# [STATED TASK]
Can you reproduce the data beneath, keeping every line exact?
-- START RECORDS TO USE --
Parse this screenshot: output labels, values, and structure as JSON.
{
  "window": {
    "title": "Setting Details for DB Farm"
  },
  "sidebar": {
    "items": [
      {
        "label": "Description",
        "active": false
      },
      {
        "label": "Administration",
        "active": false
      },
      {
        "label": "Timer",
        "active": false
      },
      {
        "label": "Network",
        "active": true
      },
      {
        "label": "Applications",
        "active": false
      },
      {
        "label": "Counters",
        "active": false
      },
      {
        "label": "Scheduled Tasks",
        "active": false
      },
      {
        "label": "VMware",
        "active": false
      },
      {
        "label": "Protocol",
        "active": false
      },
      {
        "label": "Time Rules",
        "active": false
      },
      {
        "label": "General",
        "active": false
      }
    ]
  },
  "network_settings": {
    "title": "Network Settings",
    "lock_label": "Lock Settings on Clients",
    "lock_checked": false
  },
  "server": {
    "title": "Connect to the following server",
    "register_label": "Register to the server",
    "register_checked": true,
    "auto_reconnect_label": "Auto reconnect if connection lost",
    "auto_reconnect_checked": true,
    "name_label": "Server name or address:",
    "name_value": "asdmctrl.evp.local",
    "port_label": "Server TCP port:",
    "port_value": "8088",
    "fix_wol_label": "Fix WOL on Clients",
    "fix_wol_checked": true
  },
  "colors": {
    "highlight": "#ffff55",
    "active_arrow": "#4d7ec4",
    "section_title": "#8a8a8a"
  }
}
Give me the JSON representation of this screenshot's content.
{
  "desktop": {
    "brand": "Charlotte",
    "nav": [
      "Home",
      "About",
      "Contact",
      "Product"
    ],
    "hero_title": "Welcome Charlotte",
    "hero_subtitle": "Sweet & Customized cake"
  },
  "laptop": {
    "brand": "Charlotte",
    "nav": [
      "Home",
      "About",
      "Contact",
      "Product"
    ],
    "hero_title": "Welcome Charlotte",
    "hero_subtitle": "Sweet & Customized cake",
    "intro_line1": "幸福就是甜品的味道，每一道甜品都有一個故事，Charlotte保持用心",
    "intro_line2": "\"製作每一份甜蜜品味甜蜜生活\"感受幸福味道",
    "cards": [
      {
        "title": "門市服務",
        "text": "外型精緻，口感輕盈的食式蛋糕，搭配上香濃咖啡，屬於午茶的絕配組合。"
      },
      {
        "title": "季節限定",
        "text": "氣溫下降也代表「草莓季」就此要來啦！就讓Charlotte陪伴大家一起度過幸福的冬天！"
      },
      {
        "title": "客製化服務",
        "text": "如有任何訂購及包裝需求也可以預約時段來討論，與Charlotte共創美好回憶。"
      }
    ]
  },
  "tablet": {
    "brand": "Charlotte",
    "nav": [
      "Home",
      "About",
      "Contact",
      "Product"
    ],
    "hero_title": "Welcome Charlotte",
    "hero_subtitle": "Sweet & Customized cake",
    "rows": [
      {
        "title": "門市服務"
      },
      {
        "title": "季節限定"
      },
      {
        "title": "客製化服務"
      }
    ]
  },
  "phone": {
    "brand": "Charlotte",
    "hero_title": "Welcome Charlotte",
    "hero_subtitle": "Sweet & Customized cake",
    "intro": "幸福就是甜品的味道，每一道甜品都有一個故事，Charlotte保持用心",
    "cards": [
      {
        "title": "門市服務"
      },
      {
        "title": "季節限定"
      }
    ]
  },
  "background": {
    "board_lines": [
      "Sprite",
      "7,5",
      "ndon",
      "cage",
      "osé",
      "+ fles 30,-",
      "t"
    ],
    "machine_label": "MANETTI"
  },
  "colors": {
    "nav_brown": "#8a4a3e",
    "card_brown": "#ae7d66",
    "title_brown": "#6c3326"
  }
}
-- END RECORDS TO USE --
# [ANSWER IN FULL]
Parse this screenshot: output labels, values, and structure as JSON.
{
  "window": {
    "title": "Setting Details for DB Farm"
  },
  "sidebar": {
    "items": [
      {
        "label": "Description",
        "active": false
      },
      {
        "label": "Administration",
        "active": false
      },
      {
        "label": "Timer",
        "active": false
      },
      {
        "label": "Network",
        "active": true
      },
      {
        "label": "Applications",
        "active": false
      },
      {
        "label": "Counters",
        "active": false
      },
      {
        "label": "Scheduled Tasks",
        "active": false
      },
      {
        "label": "VMware",
        "active": false
      },
      {
        "label": "Protocol",
        "active": false
      },
      {
        "label": "Time Rules",
        "active": false
      },
      {
        "label": "General",
        "active": false
      }
    ]
  },
  "network_settings": {
    "title": "Network Settings",
    "lock_label": "Lock Settings on Clients",
    "lock_checked": false
  },
  "server": {
    "title": "Connect to the following server",
    "register_label": "Register to the server",
    "register_checked": true,
    "auto_reconnect_label": "Auto reconnect if connection lost",
    "auto_reconnect_checked": true,
    "name_label": "Server name or address:",
    "name_value": "asdmctrl.evp.local",
    "port_label": "Server TCP port:",
    "port_value": "8088",
    "fix_wol_label": "Fix WOL on Clients",
    "fix_wol_checked": true
  },
  "colors": {
    "highlight": "#ffff55",
    "active_arrow": "#4d7ec4",
    "section_title": "#8a8a8a"
  }
}
Give me the JSON representation of this screenshot's content.
{
  "desktop": {
    "brand": "Charlotte",
    "nav": [
      "Home",
      "About",
      "Contact",
      "Product"
    ],
    "hero_title": "Welcome Charlotte",
    "hero_subtitle": "Sweet & Customized cake"
  },
  "laptop": {
    "brand": "Charlotte",
    "nav": [
      "Home",
      "About",
      "Contact",
      "Product"
    ],
    "hero_title": "Welcome Charlotte",
    "hero_subtitle": "Sweet & Customized cake",
    "intro_line1": "幸福就是甜品的味道，每一道甜品都有一個故事，Charlotte保持用心",
    "intro_line2": "\"製作每一份甜蜜品味甜蜜生活\"感受幸福味道",
    "cards": [
      {
        "title": "門市服務",
        "text": "外型精緻，口感輕盈的食式蛋糕，搭配上香濃咖啡，屬於午茶的絕配組合。"
      },
      {
        "title": "季節限定",
        "text": "氣溫下降也代表「草莓季」就此要來啦！就讓Charlotte陪伴大家一起度過幸福的冬天！"
      },
      {
        "title": "客製化服務",
        "text": "如有任何訂購及包裝需求也可以預約時段來討論，與Charlotte共創美好回憶。"
      }
    ]
  },
  "tablet": {
    "brand": "Charlotte",
    "nav": [
      "Home",
      "About",
      "Contact",
      "Product"
    ],
    "hero_title": "Welcome Charlotte",
    "hero_subtitle": "Sweet & Customized cake",
    "rows": [
      {
        "title": "門市服務"
      },
      {
        "title": "季節限定"
      },
      {
        "title": "客製化服務"
      }
    ]
  },
  "phone": {
    "brand": "Charlotte",
    "hero_title": "Welcome Charlotte",
    "hero_subtitle": "Sweet & Customized cake",
    "intro": "幸福就是甜品的味道，每一道甜品都有一個故事，Charlotte保持用心",
    "cards": [
      {
        "title": "門市服務"
      },
      {
        "title": "季節限定"
      }
    ]
  },
  "background": {
    "board_lines": [
      "Sprite",
      "7,5",
      "ndon",
      "cage",
      "osé",
      "+ fles 30,-",
      "t"
    ],
    "machine_label": "MANETTI"
  },
  "colors": {
    "nav_brown": "#8a4a3e",
    "card_brown": "#ae7d66",
    "title_brown": "#6c3326"
  }
}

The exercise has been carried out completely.